--- Start of Exercise materials ---
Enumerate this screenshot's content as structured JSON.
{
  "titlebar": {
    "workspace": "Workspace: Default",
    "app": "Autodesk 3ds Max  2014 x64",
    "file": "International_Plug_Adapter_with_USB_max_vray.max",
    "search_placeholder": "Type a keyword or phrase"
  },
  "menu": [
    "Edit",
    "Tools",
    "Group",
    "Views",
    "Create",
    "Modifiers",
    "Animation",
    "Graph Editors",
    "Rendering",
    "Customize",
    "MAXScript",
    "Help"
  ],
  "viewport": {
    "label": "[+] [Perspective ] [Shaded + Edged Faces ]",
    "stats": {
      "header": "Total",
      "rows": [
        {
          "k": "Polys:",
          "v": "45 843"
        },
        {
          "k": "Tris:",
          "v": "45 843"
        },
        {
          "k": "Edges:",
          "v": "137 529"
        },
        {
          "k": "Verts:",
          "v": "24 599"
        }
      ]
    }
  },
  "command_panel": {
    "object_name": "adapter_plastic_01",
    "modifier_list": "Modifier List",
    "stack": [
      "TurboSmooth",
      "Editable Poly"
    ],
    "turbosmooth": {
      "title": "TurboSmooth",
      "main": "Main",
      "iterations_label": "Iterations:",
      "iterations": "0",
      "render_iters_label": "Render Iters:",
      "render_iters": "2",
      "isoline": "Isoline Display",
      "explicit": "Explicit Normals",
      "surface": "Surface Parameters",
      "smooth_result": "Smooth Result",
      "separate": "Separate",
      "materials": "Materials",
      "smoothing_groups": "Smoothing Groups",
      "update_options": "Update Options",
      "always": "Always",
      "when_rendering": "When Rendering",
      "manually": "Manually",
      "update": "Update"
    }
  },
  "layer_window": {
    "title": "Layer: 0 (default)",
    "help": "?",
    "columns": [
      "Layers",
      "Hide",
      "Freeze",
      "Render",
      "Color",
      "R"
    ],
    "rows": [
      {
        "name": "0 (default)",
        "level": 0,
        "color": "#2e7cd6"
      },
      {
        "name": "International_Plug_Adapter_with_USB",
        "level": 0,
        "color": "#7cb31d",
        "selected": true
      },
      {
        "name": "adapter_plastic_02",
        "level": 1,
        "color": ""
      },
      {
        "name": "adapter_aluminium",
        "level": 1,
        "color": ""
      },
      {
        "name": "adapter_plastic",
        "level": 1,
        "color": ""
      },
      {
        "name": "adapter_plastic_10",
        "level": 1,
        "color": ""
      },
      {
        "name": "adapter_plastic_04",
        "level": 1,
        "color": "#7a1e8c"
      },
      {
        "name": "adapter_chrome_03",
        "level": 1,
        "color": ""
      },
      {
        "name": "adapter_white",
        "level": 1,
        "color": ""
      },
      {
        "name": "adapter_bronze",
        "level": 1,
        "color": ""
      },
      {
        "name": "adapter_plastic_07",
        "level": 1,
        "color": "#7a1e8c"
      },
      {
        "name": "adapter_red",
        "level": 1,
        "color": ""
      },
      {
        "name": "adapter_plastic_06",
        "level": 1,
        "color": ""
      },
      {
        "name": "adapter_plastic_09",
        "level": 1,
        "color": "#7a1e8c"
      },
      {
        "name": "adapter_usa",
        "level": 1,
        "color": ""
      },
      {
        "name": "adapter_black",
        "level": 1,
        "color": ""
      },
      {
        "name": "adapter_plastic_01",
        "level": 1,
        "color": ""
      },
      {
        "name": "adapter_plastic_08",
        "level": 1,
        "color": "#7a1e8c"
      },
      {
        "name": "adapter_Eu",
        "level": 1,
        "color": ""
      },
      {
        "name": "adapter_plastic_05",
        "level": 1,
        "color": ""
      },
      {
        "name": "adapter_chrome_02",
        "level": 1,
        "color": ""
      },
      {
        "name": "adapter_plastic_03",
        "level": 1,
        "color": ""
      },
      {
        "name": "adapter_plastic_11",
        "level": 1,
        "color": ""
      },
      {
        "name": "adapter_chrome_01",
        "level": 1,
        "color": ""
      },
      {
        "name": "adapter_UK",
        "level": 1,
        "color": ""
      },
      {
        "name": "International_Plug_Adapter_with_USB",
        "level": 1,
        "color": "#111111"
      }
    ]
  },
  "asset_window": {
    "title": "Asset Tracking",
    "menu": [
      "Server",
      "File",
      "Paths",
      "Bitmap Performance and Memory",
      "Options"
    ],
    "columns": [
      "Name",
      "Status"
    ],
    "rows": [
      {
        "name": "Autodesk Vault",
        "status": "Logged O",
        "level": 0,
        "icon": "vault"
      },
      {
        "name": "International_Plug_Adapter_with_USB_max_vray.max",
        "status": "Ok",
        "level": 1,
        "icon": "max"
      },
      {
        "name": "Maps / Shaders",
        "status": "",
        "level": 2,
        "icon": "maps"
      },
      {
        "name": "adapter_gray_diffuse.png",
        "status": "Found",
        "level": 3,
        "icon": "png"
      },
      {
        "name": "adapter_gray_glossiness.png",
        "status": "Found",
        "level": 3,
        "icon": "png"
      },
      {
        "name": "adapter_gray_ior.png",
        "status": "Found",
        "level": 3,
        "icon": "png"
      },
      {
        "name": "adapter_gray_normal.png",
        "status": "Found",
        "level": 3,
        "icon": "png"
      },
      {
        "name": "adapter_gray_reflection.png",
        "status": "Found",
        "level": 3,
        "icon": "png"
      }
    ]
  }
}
--- End of Exercise materials ---
Problem requirements ->
Find how many lines in the records contain the string "Options", then give the number alone.

Finished answer ->
2